[Data records]
◆ ◆ ◆ ◆ ◆

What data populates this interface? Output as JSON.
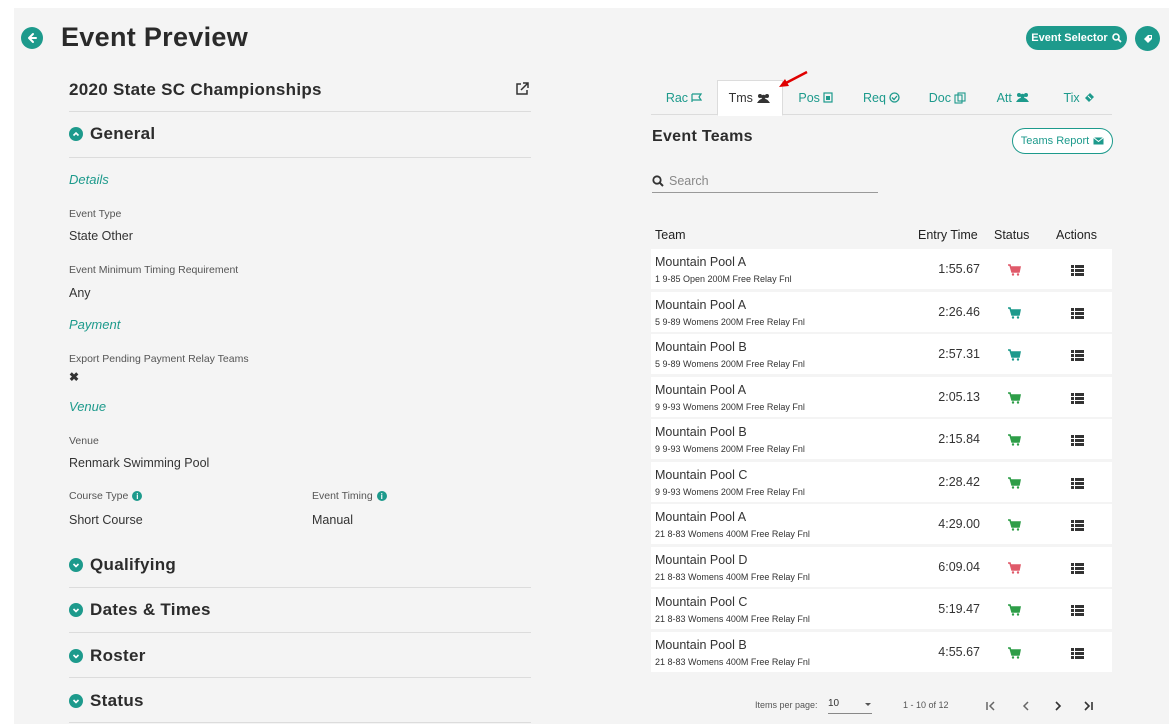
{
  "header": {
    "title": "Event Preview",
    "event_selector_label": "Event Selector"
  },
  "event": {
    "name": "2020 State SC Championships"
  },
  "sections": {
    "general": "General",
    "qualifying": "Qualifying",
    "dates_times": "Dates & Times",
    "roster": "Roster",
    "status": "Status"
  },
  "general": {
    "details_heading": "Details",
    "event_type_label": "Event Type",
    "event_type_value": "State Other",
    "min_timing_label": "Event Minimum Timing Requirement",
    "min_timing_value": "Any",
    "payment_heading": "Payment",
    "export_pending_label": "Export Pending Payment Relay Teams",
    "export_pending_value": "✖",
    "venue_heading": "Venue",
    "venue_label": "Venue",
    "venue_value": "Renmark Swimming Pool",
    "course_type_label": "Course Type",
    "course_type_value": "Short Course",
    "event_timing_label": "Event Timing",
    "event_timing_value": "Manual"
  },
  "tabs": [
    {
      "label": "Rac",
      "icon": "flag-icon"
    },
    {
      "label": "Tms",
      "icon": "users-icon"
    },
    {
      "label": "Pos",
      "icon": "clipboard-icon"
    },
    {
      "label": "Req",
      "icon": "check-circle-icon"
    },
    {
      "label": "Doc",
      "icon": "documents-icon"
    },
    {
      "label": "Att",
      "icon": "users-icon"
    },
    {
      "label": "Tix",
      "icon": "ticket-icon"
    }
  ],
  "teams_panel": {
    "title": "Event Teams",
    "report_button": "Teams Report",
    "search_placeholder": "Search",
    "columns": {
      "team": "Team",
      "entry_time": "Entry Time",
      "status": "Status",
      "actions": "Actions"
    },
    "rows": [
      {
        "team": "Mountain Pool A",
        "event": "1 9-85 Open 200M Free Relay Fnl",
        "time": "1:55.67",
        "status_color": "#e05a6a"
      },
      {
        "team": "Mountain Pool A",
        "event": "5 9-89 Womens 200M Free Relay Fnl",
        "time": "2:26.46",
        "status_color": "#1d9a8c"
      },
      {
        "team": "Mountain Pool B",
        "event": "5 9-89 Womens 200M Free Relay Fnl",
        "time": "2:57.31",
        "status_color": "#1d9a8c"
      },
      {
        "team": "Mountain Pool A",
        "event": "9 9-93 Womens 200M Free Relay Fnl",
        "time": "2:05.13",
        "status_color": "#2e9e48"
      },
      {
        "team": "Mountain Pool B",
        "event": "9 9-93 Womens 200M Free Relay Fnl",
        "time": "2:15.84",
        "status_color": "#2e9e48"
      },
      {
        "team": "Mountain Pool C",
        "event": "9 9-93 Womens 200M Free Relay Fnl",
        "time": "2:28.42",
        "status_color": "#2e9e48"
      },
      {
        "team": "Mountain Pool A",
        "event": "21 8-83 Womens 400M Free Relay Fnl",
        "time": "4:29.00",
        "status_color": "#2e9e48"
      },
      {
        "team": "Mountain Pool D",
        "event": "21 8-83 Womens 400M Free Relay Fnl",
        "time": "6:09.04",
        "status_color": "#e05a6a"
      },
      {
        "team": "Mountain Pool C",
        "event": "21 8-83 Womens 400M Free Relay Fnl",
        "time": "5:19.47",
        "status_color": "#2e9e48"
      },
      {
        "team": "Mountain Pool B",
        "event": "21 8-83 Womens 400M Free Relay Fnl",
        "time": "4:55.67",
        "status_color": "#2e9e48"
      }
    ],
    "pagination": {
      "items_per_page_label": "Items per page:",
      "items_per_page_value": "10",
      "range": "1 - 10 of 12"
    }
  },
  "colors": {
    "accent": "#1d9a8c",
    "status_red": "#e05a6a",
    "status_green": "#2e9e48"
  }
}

◆ ◆ ◆ ◆ ◆

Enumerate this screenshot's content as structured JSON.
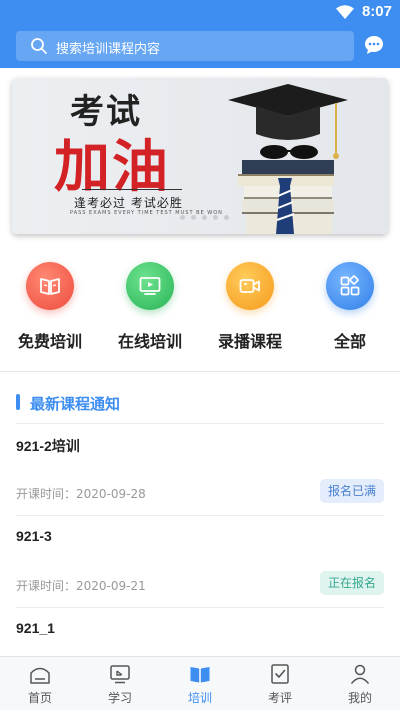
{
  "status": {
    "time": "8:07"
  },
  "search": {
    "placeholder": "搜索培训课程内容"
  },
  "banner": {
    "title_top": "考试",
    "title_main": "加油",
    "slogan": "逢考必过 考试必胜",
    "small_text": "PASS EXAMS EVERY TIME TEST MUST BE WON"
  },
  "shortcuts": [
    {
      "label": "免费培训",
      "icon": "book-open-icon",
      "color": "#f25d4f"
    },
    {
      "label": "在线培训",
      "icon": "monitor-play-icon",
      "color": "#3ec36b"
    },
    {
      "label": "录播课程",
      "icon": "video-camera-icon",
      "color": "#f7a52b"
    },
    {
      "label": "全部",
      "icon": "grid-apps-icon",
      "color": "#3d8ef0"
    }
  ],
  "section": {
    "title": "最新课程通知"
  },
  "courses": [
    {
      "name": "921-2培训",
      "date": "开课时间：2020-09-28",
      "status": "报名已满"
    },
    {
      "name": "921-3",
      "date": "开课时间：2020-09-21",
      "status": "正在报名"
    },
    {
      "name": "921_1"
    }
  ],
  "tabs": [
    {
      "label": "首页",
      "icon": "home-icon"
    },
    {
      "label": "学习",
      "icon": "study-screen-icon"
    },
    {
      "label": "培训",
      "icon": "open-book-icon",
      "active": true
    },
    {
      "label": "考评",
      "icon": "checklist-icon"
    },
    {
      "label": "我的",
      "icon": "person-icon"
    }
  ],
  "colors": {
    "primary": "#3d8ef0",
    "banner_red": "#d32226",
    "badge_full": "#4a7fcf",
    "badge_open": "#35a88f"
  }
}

◆ ◆ ◆ ◆ ◆

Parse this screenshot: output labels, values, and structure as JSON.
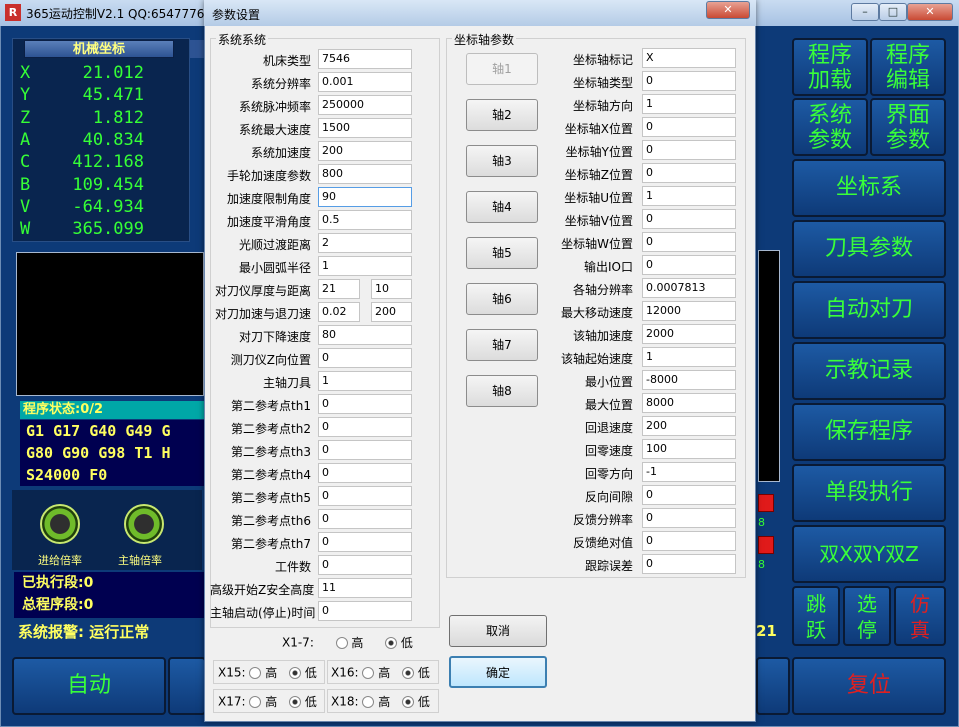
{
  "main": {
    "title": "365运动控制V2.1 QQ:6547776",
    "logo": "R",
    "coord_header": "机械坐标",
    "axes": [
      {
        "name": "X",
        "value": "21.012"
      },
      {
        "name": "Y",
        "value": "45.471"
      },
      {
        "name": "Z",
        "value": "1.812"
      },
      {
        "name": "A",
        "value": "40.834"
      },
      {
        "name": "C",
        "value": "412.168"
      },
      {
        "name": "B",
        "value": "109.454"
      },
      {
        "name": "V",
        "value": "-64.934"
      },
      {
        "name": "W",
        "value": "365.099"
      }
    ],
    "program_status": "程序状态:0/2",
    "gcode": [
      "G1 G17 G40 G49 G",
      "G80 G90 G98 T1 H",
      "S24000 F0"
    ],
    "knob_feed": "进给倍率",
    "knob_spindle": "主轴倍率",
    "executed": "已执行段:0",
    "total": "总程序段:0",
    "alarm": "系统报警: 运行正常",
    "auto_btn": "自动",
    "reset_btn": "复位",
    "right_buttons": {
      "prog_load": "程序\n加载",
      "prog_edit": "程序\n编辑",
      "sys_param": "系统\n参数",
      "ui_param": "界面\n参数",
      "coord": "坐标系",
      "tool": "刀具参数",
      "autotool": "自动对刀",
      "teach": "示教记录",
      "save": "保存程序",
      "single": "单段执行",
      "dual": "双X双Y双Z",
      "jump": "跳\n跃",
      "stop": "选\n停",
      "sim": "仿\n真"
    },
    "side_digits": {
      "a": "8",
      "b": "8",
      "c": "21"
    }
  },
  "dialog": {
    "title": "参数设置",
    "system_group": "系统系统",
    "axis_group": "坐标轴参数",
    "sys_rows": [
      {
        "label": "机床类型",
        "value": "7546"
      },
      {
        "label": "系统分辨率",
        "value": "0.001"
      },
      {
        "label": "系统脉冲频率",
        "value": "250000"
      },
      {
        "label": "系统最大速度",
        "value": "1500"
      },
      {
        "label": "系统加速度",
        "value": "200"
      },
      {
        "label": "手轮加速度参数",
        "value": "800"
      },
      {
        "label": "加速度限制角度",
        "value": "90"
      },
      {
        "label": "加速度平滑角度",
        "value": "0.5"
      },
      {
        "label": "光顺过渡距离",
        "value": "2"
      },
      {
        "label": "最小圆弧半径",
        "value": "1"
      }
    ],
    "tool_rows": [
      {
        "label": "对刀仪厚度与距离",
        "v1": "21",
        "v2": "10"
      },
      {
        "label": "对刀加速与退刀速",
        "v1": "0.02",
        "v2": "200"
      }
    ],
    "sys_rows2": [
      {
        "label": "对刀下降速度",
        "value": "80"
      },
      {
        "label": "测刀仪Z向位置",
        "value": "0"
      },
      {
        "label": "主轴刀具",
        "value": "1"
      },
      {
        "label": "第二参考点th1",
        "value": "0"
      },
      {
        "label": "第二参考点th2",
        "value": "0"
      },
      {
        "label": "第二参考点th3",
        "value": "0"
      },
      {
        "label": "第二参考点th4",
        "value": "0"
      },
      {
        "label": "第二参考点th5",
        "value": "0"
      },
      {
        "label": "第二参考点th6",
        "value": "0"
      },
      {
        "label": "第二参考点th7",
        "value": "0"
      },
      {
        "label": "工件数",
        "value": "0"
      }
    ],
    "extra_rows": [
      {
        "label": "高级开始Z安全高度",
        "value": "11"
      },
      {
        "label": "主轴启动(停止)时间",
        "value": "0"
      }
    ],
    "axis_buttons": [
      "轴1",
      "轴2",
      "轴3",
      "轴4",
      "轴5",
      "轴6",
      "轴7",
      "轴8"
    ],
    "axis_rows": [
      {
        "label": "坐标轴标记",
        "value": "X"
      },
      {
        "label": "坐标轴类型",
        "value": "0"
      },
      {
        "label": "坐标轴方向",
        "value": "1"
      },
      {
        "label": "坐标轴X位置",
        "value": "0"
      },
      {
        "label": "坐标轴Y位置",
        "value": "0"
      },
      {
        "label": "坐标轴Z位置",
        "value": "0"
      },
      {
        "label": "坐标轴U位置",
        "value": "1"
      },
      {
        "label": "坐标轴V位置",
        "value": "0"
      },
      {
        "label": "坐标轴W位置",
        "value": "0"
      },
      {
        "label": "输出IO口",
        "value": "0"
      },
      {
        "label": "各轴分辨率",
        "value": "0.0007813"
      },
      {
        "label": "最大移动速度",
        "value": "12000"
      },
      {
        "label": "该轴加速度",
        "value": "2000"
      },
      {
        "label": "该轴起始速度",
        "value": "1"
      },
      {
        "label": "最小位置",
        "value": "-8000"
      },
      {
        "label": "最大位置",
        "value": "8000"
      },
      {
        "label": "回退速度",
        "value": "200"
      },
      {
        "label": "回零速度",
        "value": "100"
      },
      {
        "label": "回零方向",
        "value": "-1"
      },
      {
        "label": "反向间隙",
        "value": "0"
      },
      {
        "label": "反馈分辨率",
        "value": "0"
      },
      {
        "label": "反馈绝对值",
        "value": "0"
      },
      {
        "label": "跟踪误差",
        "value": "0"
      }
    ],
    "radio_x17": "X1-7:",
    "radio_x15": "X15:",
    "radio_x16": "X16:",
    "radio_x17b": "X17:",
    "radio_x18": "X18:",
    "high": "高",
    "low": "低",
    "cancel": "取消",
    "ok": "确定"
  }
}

◆ ◆ ◆ ◆ ◆

Task requirements: Using the listing, collect all lines in which the string "开课时间" is found.

The reply:
      "date": "开课时间：2020-09-28",
      "date": "开课时间：2020-09-21",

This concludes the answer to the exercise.